▼▼▼

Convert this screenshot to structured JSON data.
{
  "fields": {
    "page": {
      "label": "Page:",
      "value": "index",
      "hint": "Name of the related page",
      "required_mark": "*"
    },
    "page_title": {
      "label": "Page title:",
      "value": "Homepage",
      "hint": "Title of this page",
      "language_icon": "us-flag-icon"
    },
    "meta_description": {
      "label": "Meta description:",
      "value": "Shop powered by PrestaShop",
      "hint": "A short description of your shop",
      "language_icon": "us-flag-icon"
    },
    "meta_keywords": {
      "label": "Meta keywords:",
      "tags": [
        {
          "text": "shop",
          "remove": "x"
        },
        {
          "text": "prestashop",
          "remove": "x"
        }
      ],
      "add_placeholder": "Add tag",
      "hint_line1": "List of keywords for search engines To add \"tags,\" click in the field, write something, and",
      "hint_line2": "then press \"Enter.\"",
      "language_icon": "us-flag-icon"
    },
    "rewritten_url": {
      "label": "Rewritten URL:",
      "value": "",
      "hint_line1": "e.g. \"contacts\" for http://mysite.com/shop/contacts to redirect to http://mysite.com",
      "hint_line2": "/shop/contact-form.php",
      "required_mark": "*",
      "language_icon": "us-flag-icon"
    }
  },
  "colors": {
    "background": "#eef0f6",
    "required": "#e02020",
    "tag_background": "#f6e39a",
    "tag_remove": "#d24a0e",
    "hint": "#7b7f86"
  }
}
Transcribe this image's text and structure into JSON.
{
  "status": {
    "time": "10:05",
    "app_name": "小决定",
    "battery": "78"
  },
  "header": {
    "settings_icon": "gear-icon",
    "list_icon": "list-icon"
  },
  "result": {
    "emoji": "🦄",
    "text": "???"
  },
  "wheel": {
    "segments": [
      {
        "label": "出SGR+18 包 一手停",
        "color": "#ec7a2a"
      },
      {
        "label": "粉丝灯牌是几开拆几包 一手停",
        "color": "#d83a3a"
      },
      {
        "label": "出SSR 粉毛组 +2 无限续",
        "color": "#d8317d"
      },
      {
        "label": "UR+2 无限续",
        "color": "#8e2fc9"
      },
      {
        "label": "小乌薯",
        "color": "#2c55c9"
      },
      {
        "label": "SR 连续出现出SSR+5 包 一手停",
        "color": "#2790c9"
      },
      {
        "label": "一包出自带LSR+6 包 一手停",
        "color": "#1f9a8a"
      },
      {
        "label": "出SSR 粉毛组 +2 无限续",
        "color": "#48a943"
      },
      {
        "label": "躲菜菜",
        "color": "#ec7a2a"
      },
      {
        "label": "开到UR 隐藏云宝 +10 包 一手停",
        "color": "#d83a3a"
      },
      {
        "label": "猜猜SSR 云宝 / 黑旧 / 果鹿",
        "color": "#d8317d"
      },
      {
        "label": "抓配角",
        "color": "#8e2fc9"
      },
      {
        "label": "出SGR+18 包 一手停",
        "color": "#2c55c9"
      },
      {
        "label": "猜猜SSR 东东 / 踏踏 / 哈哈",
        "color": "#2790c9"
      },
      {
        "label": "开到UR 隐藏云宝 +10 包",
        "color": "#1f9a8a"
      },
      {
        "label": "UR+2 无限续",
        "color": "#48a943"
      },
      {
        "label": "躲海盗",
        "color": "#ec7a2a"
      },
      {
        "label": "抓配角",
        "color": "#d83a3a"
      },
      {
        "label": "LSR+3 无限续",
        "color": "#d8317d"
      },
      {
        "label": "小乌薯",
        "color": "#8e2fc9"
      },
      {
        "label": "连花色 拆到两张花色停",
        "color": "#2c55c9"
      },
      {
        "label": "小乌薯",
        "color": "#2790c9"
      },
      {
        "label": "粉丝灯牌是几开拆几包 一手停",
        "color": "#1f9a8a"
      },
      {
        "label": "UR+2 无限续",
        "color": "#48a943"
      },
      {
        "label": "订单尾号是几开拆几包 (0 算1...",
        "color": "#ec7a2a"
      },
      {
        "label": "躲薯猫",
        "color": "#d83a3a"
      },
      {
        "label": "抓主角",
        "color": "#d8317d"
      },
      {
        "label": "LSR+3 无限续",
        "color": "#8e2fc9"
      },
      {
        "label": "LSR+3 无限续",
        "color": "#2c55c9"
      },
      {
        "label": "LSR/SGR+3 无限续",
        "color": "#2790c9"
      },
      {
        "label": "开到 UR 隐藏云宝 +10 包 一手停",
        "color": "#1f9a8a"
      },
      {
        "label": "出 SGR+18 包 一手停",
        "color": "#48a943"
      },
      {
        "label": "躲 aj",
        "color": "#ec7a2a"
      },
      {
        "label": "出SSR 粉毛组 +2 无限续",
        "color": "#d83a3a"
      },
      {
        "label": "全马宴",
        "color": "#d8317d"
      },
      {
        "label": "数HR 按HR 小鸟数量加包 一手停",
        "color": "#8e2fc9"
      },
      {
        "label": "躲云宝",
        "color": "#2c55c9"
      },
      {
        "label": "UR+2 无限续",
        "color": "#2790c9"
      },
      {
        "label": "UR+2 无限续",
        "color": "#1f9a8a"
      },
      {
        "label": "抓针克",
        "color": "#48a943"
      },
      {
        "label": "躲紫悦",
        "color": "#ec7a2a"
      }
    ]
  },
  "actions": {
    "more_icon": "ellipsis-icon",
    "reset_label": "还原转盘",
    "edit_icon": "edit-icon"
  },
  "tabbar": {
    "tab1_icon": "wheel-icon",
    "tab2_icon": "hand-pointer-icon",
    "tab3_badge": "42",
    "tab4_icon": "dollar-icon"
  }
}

▲▲▲

■ **What you are asked to do**:
Write out all the data again, exactly as it appears.

■ **Task answer**:
Convert this screenshot to structured JSON data.
{
  "fields": {
    "page": {
      "label": "Page:",
      "value": "index",
      "hint": "Name of the related page",
      "required_mark": "*"
    },
    "page_title": {
      "label": "Page title:",
      "value": "Homepage",
      "hint": "Title of this page",
      "language_icon": "us-flag-icon"
    },
    "meta_description": {
      "label": "Meta description:",
      "value": "Shop powered by PrestaShop",
      "hint": "A short description of your shop",
      "language_icon": "us-flag-icon"
    },
    "meta_keywords": {
      "label": "Meta keywords:",
      "tags": [
        {
          "text": "shop",
          "remove": "x"
        },
        {
          "text": "prestashop",
          "remove": "x"
        }
      ],
      "add_placeholder": "Add tag",
      "hint_line1": "List of keywords for search engines To add \"tags,\" click in the field, write something, and",
      "hint_line2": "then press \"Enter.\"",
      "language_icon": "us-flag-icon"
    },
    "rewritten_url": {
      "label": "Rewritten URL:",
      "value": "",
      "hint_line1": "e.g. \"contacts\" for http://mysite.com/shop/contacts to redirect to http://mysite.com",
      "hint_line2": "/shop/contact-form.php",
      "required_mark": "*",
      "language_icon": "us-flag-icon"
    }
  },
  "colors": {
    "background": "#eef0f6",
    "required": "#e02020",
    "tag_background": "#f6e39a",
    "tag_remove": "#d24a0e",
    "hint": "#7b7f86"
  }
}
Transcribe this image's text and structure into JSON.
{
  "status": {
    "time": "10:05",
    "app_name": "小决定",
    "battery": "78"
  },
  "header": {
    "settings_icon": "gear-icon",
    "list_icon": "list-icon"
  },
  "result": {
    "emoji": "🦄",
    "text": "???"
  },
  "wheel": {
    "segments": [
      {
        "label": "出SGR+18 包 一手停",
        "color": "#ec7a2a"
      },
      {
        "label": "粉丝灯牌是几开拆几包 一手停",
        "color": "#d83a3a"
      },
      {
        "label": "出SSR 粉毛组 +2 无限续",
        "color": "#d8317d"
      },
      {
        "label": "UR+2 无限续",
        "color": "#8e2fc9"
      },
      {
        "label": "小乌薯",
        "color": "#2c55c9"
      },
      {
        "label": "SR 连续出现出SSR+5 包 一手停",
        "color": "#2790c9"
      },
      {
        "label": "一包出自带LSR+6 包 一手停",
        "color": "#1f9a8a"
      },
      {
        "label": "出SSR 粉毛组 +2 无限续",
        "color": "#48a943"
      },
      {
        "label": "躲菜菜",
        "color": "#ec7a2a"
      },
      {
        "label": "开到UR 隐藏云宝 +10 包 一手停",
        "color": "#d83a3a"
      },
      {
        "label": "猜猜SSR 云宝 / 黑旧 / 果鹿",
        "color": "#d8317d"
      },
      {
        "label": "抓配角",
        "color": "#8e2fc9"
      },
      {
        "label": "出SGR+18 包 一手停",
        "color": "#2c55c9"
      },
      {
        "label": "猜猜SSR 东东 / 踏踏 / 哈哈",
        "color": "#2790c9"
      },
      {
        "label": "开到UR 隐藏云宝 +10 包",
        "color": "#1f9a8a"
      },
      {
        "label": "UR+2 无限续",
        "color": "#48a943"
      },
      {
        "label": "躲海盗",
        "color": "#ec7a2a"
      },
      {
        "label": "抓配角",
        "color": "#d83a3a"
      },
      {
        "label": "LSR+3 无限续",
        "color": "#d8317d"
      },
      {
        "label": "小乌薯",
        "color": "#8e2fc9"
      },
      {
        "label": "连花色 拆到两张花色停",
        "color": "#2c55c9"
      },
      {
        "label": "小乌薯",
        "color": "#2790c9"
      },
      {
        "label": "粉丝灯牌是几开拆几包 一手停",
        "color": "#1f9a8a"
      },
      {
        "label": "UR+2 无限续",
        "color": "#48a943"
      },
      {
        "label": "订单尾号是几开拆几包 (0 算1...",
        "color": "#ec7a2a"
      },
      {
        "label": "躲薯猫",
        "color": "#d83a3a"
      },
      {
        "label": "抓主角",
        "color": "#d8317d"
      },
      {
        "label": "LSR+3 无限续",
        "color": "#8e2fc9"
      },
      {
        "label": "LSR+3 无限续",
        "color": "#2c55c9"
      },
      {
        "label": "LSR/SGR+3 无限续",
        "color": "#2790c9"
      },
      {
        "label": "开到 UR 隐藏云宝 +10 包 一手停",
        "color": "#1f9a8a"
      },
      {
        "label": "出 SGR+18 包 一手停",
        "color": "#48a943"
      },
      {
        "label": "躲 aj",
        "color": "#ec7a2a"
      },
      {
        "label": "出SSR 粉毛组 +2 无限续",
        "color": "#d83a3a"
      },
      {
        "label": "全马宴",
        "color": "#d8317d"
      },
      {
        "label": "数HR 按HR 小鸟数量加包 一手停",
        "color": "#8e2fc9"
      },
      {
        "label": "躲云宝",
        "color": "#2c55c9"
      },
      {
        "label": "UR+2 无限续",
        "color": "#2790c9"
      },
      {
        "label": "UR+2 无限续",
        "color": "#1f9a8a"
      },
      {
        "label": "抓针克",
        "color": "#48a943"
      },
      {
        "label": "躲紫悦",
        "color": "#ec7a2a"
      }
    ]
  },
  "actions": {
    "more_icon": "ellipsis-icon",
    "reset_label": "还原转盘",
    "edit_icon": "edit-icon"
  },
  "tabbar": {
    "tab1_icon": "wheel-icon",
    "tab2_icon": "hand-pointer-icon",
    "tab3_badge": "42",
    "tab4_icon": "dollar-icon"
  }
}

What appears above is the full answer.